## [EXERCISE REQUIREMENTS]
Locate every line that holds the string "деревьев" and copy it.

## [MATERIALS PROVIDED]

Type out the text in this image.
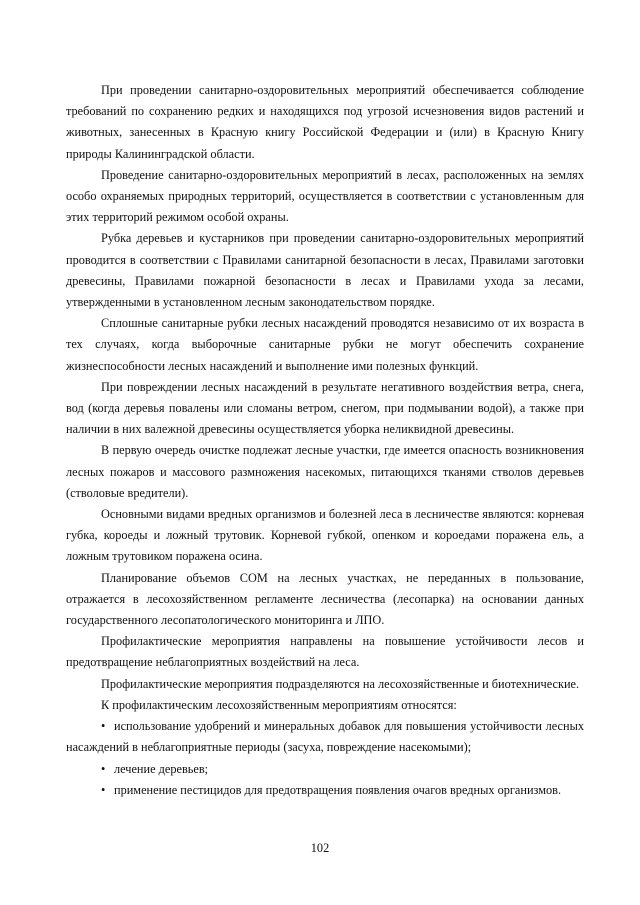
При проведении санитарно-оздоровительных мероприятий обеспечивается соблюдение требований по сохранению редких и находящихся под угрозой исчезновения видов растений и животных, занесенных в Красную книгу Российской Федерации и (или) в Красную Книгу природы Калининградской области.

Проведение санитарно-оздоровительных мероприятий в лесах, расположенных на землях особо охраняемых природных территорий, осуществляется в соответствии с установленным для этих территорий режимом особой охраны.

Рубка деревьев и кустарников при проведении санитарно-оздоровительных мероприятий проводится в соответствии с Правилами санитарной безопасности в лесах, Правилами заготовки древесины, Правилами пожарной безопасности в лесах и Правилами ухода за лесами, утвержденными в установленном лесным законодательством порядке.

Сплошные санитарные рубки лесных насаждений проводятся независимо от их возраста в тех случаях, когда выборочные санитарные рубки не могут обеспечить сохранение жизнеспособности лесных насаждений и выполнение ими полезных функций.

При повреждении лесных насаждений в результате негативного воздействия ветра, снега, вод (когда деревья повалены или сломаны ветром, снегом, при подмывании водой), а также при наличии в них валежной древесины осуществляется уборка неликвидной древесины.

В первую очередь очистке подлежат лесные участки, где имеется опасность возникновения лесных пожаров и массового размножения насекомых, питающихся тканями стволов деревьев (стволовые вредители).

Основными видами вредных организмов и болезней леса в лесничестве являются: корневая губка, короеды и ложный трутовик. Корневой губкой, опенком и короедами поражена ель, а ложным трутовиком поражена осина.

Планирование объемов СОМ на лесных участках, не переданных в пользование, отражается в лесохозяйственном регламенте лесничества (лесопарка) на основании данных государственного лесопатологического мониторинга и ЛПО.

Профилактические мероприятия направлены на повышение устойчивости лесов и предотвращение неблагоприятных воздействий на леса.

Профилактические мероприятия подразделяются на лесохозяйственные и биотехнические.

К профилактическим лесохозяйственным мероприятиям относятся:

• использование удобрений и минеральных добавок для повышения устойчивости лесных насаждений в неблагоприятные периоды (засуха, повреждение насекомыми);

• лечение деревьев;

• применение пестицидов для предотвращения появления очагов вредных организмов.

102
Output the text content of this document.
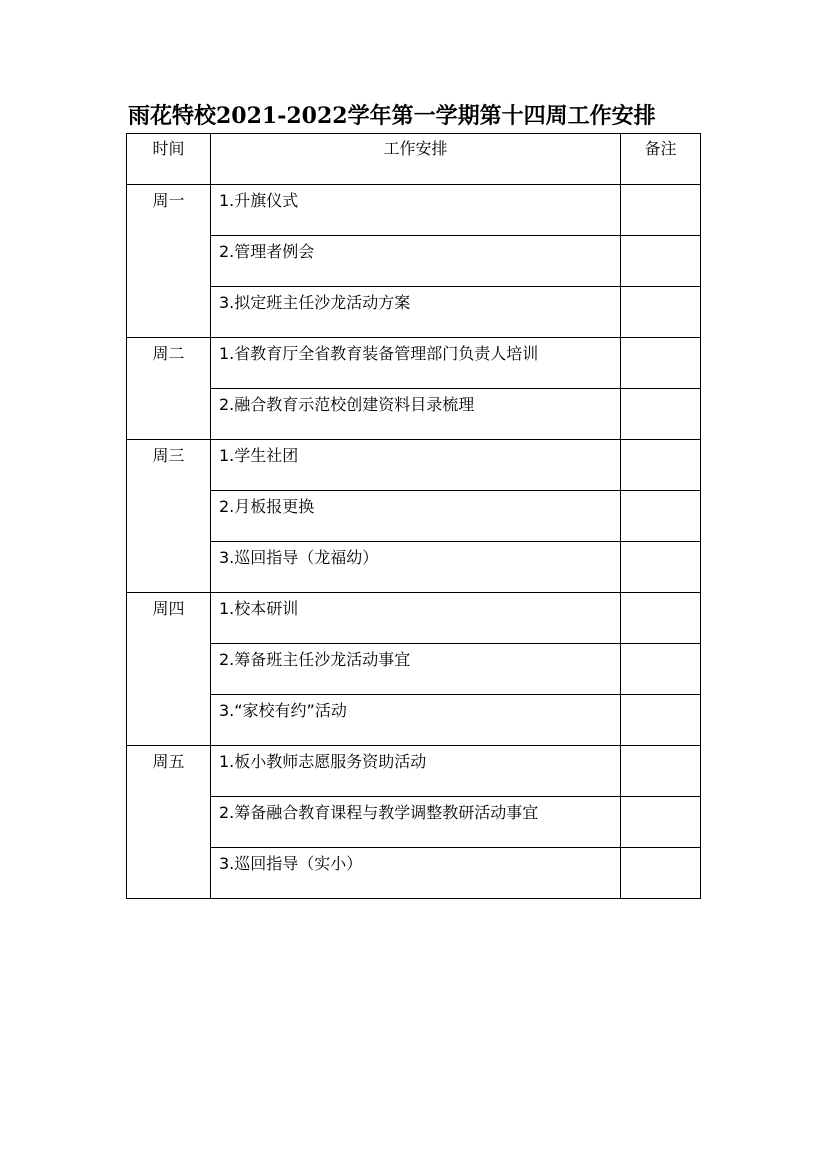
雨花特校2021-2022学年第一学期第十四周工作安排
时间	工作安排	备注

周一	1.升旗仪式	

	2.管理者例会	

	3.拟定班主任沙龙活动方案	

周二	1.省教育厅全省教育装备管理部门负责人培训	

	2.融合教育示范校创建资料目录梳理	

周三	1.学生社团	

	2.月板报更换	

	3.巡回指导（龙福幼）	

周四	1.校本研训	

	2.筹备班主任沙龙活动事宜	

	3.“家校有约”活动	

周五	1.板小教师志愿服务资助活动	

	2.筹备融合教育课程与教学调整教研活动事宜	

	3.巡回指导（实小）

## [COMPLETED TASK]
Рубка деревьев и кустарников при проведении санитарно-оздоровительных мероприятий проводится в соответствии с Правилами санитарной безопасности в лесах, Правилами заготовки древесины, Правилами пожарной безопасности в лесах и Правилами ухода за лесами, утвержденными в установленном лесным законодательством порядке.
В первую очередь очистке подлежат лесные участки, где имеется опасность возникновения лесных пожаров и массового размножения насекомых, питающихся тканями стволов деревьев (стволовые вредители).
• лечение деревьев;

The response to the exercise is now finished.